● Provided data
* begin *
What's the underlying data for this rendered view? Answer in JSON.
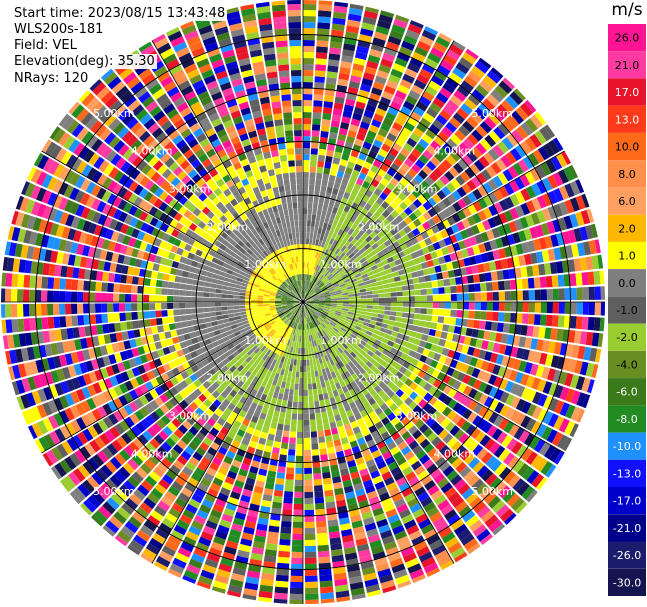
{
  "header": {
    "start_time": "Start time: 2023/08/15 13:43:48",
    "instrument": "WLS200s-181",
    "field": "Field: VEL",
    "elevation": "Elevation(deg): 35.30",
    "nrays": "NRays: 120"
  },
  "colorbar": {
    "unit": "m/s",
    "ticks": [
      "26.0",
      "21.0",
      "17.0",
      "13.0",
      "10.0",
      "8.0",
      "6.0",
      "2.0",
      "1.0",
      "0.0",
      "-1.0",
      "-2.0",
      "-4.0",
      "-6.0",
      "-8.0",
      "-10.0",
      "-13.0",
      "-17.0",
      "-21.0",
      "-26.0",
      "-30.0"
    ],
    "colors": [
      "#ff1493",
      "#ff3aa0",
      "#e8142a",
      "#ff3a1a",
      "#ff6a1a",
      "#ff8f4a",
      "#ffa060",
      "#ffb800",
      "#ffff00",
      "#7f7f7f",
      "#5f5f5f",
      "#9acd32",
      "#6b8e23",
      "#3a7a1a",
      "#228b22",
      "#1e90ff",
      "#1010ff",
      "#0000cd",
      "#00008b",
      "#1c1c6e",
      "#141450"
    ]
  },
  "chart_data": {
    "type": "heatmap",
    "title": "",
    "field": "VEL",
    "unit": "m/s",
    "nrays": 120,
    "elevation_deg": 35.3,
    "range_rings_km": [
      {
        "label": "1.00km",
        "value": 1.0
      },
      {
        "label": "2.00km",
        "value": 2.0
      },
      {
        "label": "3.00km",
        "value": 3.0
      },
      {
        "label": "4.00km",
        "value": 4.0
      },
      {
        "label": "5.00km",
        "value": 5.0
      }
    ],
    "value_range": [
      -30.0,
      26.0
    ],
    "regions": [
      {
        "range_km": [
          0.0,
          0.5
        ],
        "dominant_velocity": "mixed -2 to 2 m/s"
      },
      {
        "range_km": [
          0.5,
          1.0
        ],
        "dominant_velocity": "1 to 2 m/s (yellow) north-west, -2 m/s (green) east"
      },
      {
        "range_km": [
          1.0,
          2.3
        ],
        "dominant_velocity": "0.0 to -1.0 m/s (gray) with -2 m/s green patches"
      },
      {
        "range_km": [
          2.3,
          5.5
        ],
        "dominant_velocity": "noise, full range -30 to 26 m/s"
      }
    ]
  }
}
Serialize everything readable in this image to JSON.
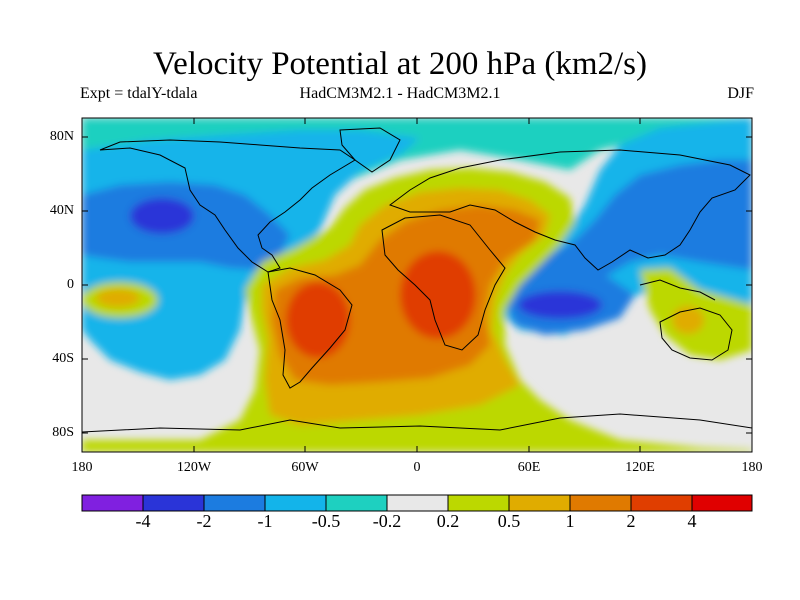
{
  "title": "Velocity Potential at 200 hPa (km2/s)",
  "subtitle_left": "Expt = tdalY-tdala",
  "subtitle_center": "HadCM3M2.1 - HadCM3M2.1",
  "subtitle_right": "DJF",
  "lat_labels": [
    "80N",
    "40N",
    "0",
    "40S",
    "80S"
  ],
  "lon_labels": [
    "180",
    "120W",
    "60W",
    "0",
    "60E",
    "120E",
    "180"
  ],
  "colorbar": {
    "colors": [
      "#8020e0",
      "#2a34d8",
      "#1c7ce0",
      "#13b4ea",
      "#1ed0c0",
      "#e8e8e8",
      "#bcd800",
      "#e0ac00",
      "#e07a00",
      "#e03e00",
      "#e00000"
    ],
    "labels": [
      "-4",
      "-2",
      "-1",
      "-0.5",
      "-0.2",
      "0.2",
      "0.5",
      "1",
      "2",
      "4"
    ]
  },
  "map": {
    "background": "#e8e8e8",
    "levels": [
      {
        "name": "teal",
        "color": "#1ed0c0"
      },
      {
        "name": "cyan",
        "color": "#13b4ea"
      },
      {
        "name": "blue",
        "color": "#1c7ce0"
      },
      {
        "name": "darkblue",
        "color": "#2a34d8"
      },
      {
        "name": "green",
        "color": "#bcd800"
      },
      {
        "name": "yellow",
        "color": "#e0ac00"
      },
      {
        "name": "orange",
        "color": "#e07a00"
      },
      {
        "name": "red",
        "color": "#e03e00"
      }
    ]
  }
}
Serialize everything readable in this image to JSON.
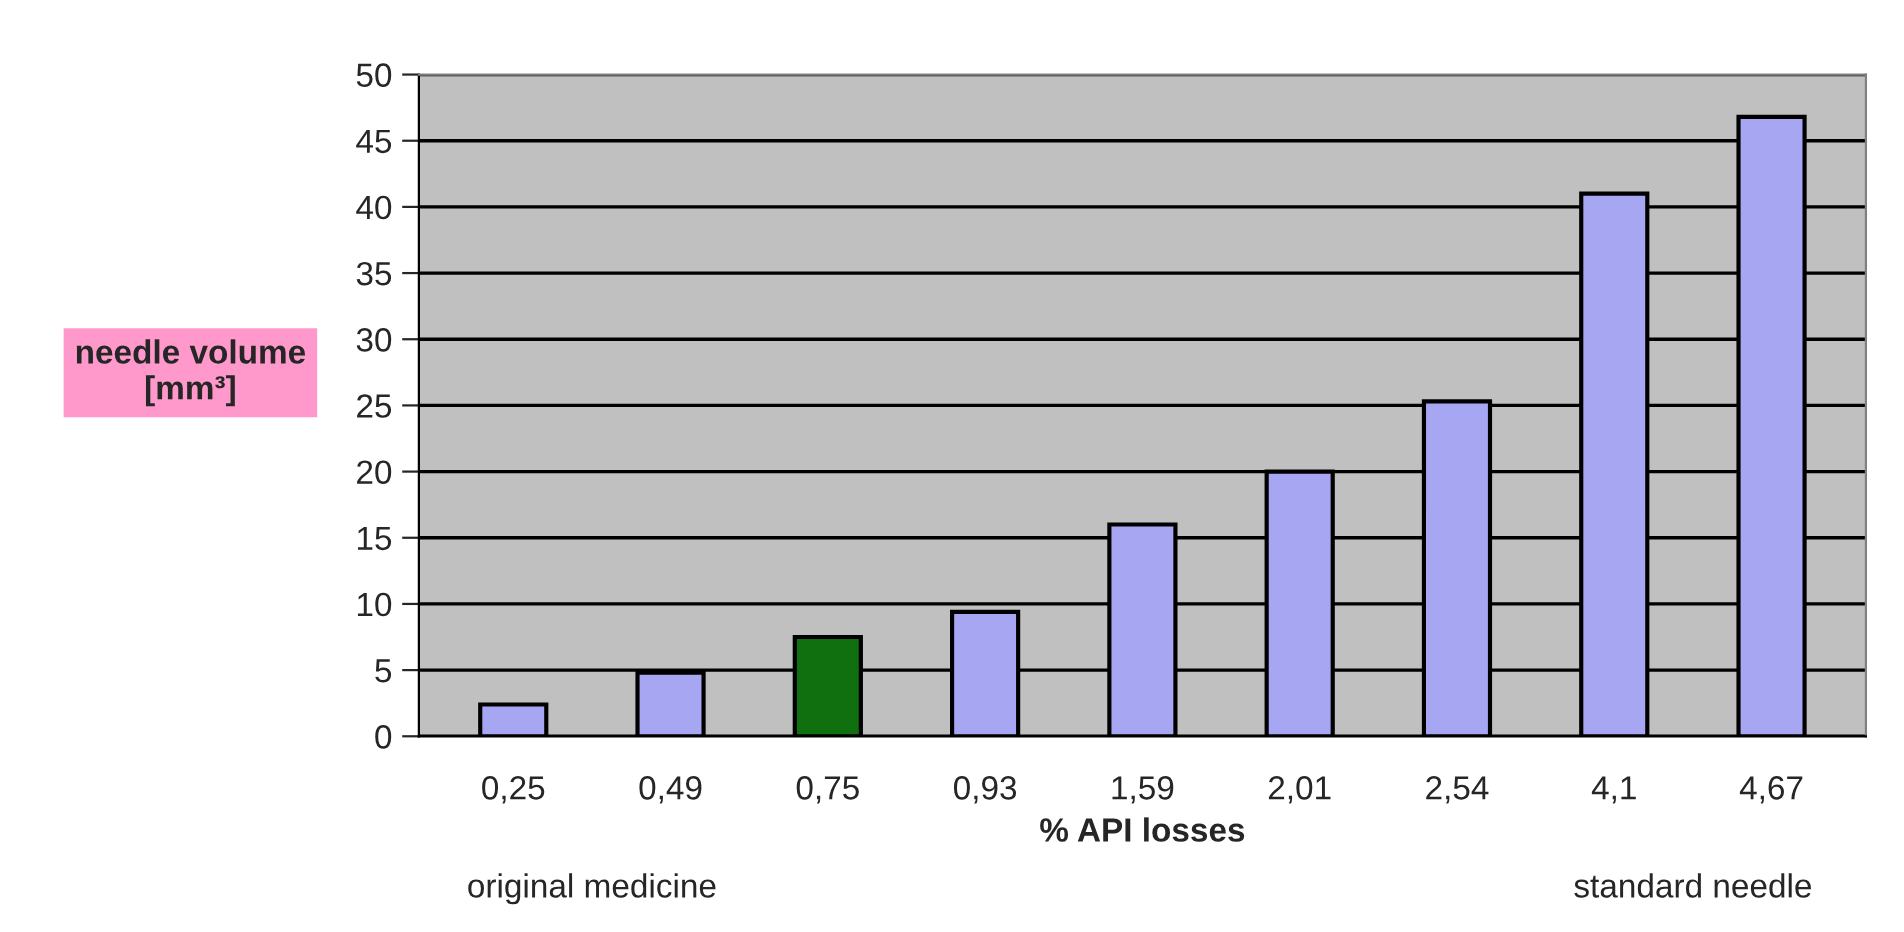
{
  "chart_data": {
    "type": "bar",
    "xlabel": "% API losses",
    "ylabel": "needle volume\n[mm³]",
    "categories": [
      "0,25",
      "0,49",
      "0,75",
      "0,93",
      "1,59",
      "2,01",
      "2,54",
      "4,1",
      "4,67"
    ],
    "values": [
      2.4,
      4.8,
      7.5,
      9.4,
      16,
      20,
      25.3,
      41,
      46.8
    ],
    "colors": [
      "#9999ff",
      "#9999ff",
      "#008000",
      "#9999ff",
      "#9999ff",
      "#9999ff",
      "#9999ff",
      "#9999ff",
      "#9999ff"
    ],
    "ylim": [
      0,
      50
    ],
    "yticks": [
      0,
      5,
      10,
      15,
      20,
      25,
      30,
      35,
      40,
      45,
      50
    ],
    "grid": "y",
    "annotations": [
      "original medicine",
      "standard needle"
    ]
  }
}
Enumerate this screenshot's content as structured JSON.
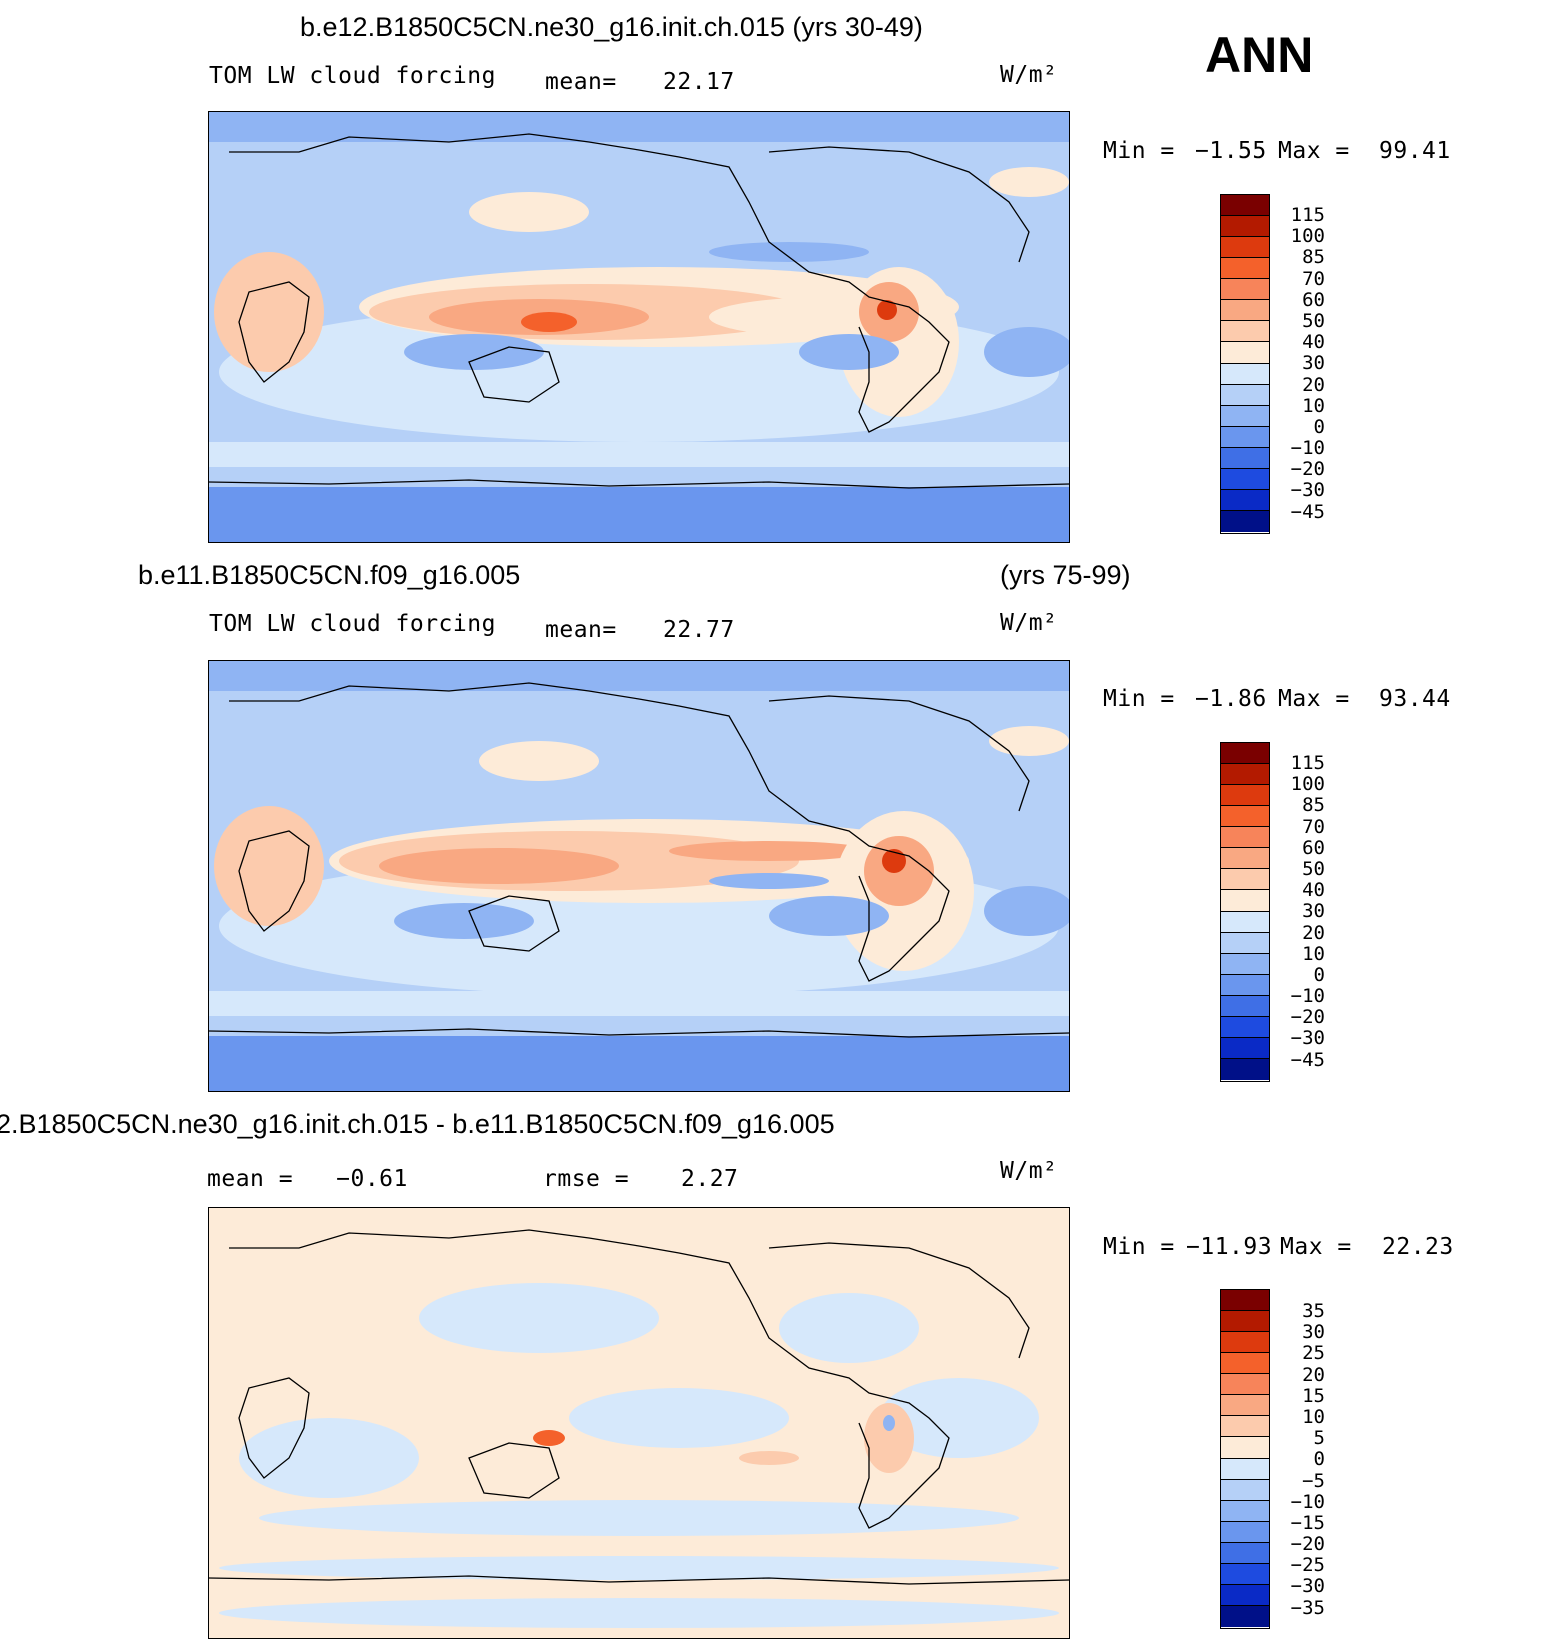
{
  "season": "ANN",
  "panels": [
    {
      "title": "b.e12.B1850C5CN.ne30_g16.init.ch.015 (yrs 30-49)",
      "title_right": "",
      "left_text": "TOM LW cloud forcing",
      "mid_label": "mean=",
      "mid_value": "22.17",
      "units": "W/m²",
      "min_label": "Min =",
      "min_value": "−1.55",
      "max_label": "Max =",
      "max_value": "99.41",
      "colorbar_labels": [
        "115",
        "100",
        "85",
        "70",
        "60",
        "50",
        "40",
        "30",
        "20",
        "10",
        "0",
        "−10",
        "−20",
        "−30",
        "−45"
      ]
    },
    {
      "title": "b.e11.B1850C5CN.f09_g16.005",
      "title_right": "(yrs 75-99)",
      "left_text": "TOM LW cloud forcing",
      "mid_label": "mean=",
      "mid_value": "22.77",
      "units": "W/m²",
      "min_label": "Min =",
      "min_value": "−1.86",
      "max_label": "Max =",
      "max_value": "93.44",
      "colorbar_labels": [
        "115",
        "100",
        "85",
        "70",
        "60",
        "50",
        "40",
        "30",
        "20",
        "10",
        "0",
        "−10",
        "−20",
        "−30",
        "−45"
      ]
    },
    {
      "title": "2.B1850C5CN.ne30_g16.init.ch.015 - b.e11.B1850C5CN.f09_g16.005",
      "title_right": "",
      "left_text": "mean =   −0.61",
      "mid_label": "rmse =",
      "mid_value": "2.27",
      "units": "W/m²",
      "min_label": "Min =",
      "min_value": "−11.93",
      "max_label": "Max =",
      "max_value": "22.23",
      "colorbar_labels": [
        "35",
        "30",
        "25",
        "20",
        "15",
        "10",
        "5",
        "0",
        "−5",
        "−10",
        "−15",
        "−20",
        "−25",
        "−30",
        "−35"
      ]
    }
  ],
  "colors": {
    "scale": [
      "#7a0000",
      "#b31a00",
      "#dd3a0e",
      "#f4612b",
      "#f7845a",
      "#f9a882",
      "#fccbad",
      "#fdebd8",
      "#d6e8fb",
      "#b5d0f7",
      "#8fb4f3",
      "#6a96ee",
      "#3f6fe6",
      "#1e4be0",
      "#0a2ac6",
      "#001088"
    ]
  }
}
* end *
● Task description
The listing above must be printed again exactly, minus its pictures.

● Exercise result
What's the underlying data for this rendered view? Answer in JSON.
{
  "header": {
    "start_time": "Start time: 2023/08/15 13:43:48",
    "instrument": "WLS200s-181",
    "field": "Field: VEL",
    "elevation": "Elevation(deg): 35.30",
    "nrays": "NRays: 120"
  },
  "colorbar": {
    "unit": "m/s",
    "ticks": [
      "26.0",
      "21.0",
      "17.0",
      "13.0",
      "10.0",
      "8.0",
      "6.0",
      "2.0",
      "1.0",
      "0.0",
      "-1.0",
      "-2.0",
      "-4.0",
      "-6.0",
      "-8.0",
      "-10.0",
      "-13.0",
      "-17.0",
      "-21.0",
      "-26.0",
      "-30.0"
    ],
    "colors": [
      "#ff1493",
      "#ff3aa0",
      "#e8142a",
      "#ff3a1a",
      "#ff6a1a",
      "#ff8f4a",
      "#ffa060",
      "#ffb800",
      "#ffff00",
      "#7f7f7f",
      "#5f5f5f",
      "#9acd32",
      "#6b8e23",
      "#3a7a1a",
      "#228b22",
      "#1e90ff",
      "#1010ff",
      "#0000cd",
      "#00008b",
      "#1c1c6e",
      "#141450"
    ]
  },
  "chart_data": {
    "type": "heatmap",
    "title": "",
    "field": "VEL",
    "unit": "m/s",
    "nrays": 120,
    "elevation_deg": 35.3,
    "range_rings_km": [
      {
        "label": "1.00km",
        "value": 1.0
      },
      {
        "label": "2.00km",
        "value": 2.0
      },
      {
        "label": "3.00km",
        "value": 3.0
      },
      {
        "label": "4.00km",
        "value": 4.0
      },
      {
        "label": "5.00km",
        "value": 5.0
      }
    ],
    "value_range": [
      -30.0,
      26.0
    ],
    "regions": [
      {
        "range_km": [
          0.0,
          0.5
        ],
        "dominant_velocity": "mixed -2 to 2 m/s"
      },
      {
        "range_km": [
          0.5,
          1.0
        ],
        "dominant_velocity": "1 to 2 m/s (yellow) north-west, -2 m/s (green) east"
      },
      {
        "range_km": [
          1.0,
          2.3
        ],
        "dominant_velocity": "0.0 to -1.0 m/s (gray) with -2 m/s green patches"
      },
      {
        "range_km": [
          2.3,
          5.5
        ],
        "dominant_velocity": "noise, full range -30 to 26 m/s"
      }
    ]
  }
}
Serialize everything readable in this image to JSON.
{
  "title": "Velocity Potential at 200 hPa (km2/s)",
  "subtitle_left": "Expt = tdalY-tdala",
  "subtitle_center": "HadCM3M2.1 - HadCM3M2.1",
  "subtitle_right": "DJF",
  "lat_labels": [
    "80N",
    "40N",
    "0",
    "40S",
    "80S"
  ],
  "lon_labels": [
    "180",
    "120W",
    "60W",
    "0",
    "60E",
    "120E",
    "180"
  ],
  "colorbar": {
    "colors": [
      "#8020e0",
      "#2a34d8",
      "#1c7ce0",
      "#13b4ea",
      "#1ed0c0",
      "#e8e8e8",
      "#bcd800",
      "#e0ac00",
      "#e07a00",
      "#e03e00",
      "#e00000"
    ],
    "labels": [
      "-4",
      "-2",
      "-1",
      "-0.5",
      "-0.2",
      "0.2",
      "0.5",
      "1",
      "2",
      "4"
    ]
  },
  "map": {
    "background": "#e8e8e8",
    "levels": [
      {
        "name": "teal",
        "color": "#1ed0c0"
      },
      {
        "name": "cyan",
        "color": "#13b4ea"
      },
      {
        "name": "blue",
        "color": "#1c7ce0"
      },
      {
        "name": "darkblue",
        "color": "#2a34d8"
      },
      {
        "name": "green",
        "color": "#bcd800"
      },
      {
        "name": "yellow",
        "color": "#e0ac00"
      },
      {
        "name": "orange",
        "color": "#e07a00"
      },
      {
        "name": "red",
        "color": "#e03e00"
      }
    ]
  }
}
Serialize everything readable in this image to JSON.
{
  "chart_data": {
    "type": "bar",
    "xlabel": "% API losses",
    "ylabel": "needle volume\n[mm³]",
    "categories": [
      "0,25",
      "0,49",
      "0,75",
      "0,93",
      "1,59",
      "2,01",
      "2,54",
      "4,1",
      "4,67"
    ],
    "values": [
      2.4,
      4.8,
      7.5,
      9.4,
      16,
      20,
      25.3,
      41,
      46.8
    ],
    "colors": [
      "#9999ff",
      "#9999ff",
      "#008000",
      "#9999ff",
      "#9999ff",
      "#9999ff",
      "#9999ff",
      "#9999ff",
      "#9999ff"
    ],
    "ylim": [
      0,
      50
    ],
    "yticks": [
      0,
      5,
      10,
      15,
      20,
      25,
      30,
      35,
      40,
      45,
      50
    ],
    "grid": "y",
    "annotations": [
      "original medicine",
      "standard needle"
    ]
  }
}
Enumerate this screenshot's content as structured JSON.
{
  "season": "ANN",
  "panels": [
    {
      "title": "b.e12.B1850C5CN.ne30_g16.init.ch.015 (yrs 30-49)",
      "title_right": "",
      "left_text": "TOM LW cloud forcing",
      "mid_label": "mean=",
      "mid_value": "22.17",
      "units": "W/m²",
      "min_label": "Min =",
      "min_value": "−1.55",
      "max_label": "Max =",
      "max_value": "99.41",
      "colorbar_labels": [
        "115",
        "100",
        "85",
        "70",
        "60",
        "50",
        "40",
        "30",
        "20",
        "10",
        "0",
        "−10",
        "−20",
        "−30",
        "−45"
      ]
    },
    {
      "title": "b.e11.B1850C5CN.f09_g16.005",
      "title_right": "(yrs 75-99)",
      "left_text": "TOM LW cloud forcing",
      "mid_label": "mean=",
      "mid_value": "22.77",
      "units": "W/m²",
      "min_label": "Min =",
      "min_value": "−1.86",
      "max_label": "Max =",
      "max_value": "93.44",
      "colorbar_labels": [
        "115",
        "100",
        "85",
        "70",
        "60",
        "50",
        "40",
        "30",
        "20",
        "10",
        "0",
        "−10",
        "−20",
        "−30",
        "−45"
      ]
    },
    {
      "title": "2.B1850C5CN.ne30_g16.init.ch.015 - b.e11.B1850C5CN.f09_g16.005",
      "title_right": "",
      "left_text": "mean =   −0.61",
      "mid_label": "rmse =",
      "mid_value": "2.27",
      "units": "W/m²",
      "min_label": "Min =",
      "min_value": "−11.93",
      "max_label": "Max =",
      "max_value": "22.23",
      "colorbar_labels": [
        "35",
        "30",
        "25",
        "20",
        "15",
        "10",
        "5",
        "0",
        "−5",
        "−10",
        "−15",
        "−20",
        "−25",
        "−30",
        "−35"
      ]
    }
  ],
  "colors": {
    "scale": [
      "#7a0000",
      "#b31a00",
      "#dd3a0e",
      "#f4612b",
      "#f7845a",
      "#f9a882",
      "#fccbad",
      "#fdebd8",
      "#d6e8fb",
      "#b5d0f7",
      "#8fb4f3",
      "#6a96ee",
      "#3f6fe6",
      "#1e4be0",
      "#0a2ac6",
      "#001088"
    ]
  }
}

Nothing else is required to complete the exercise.